[Source records]
┌──

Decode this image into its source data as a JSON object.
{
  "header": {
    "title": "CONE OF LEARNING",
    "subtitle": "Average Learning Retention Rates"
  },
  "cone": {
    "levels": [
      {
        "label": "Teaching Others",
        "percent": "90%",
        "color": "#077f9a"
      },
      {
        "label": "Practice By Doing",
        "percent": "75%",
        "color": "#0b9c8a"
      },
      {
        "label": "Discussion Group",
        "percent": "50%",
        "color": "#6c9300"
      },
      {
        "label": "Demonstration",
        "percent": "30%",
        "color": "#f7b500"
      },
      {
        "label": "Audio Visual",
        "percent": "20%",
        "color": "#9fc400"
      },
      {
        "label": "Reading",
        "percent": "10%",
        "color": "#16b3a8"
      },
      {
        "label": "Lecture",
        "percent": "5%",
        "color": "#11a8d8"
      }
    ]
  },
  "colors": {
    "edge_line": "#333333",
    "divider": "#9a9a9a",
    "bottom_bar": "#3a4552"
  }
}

└──

§ **Stated exercise**: Your task is to gather every line with the word "label" and copy it.

§ **Problem solution**:
        "label": "Teaching Others",
        "label": "Practice By Doing",
        "label": "Discussion Group",
        "label": "Demonstration",
        "label": "Audio Visual",
        "label": "Reading",
        "label": "Lecture",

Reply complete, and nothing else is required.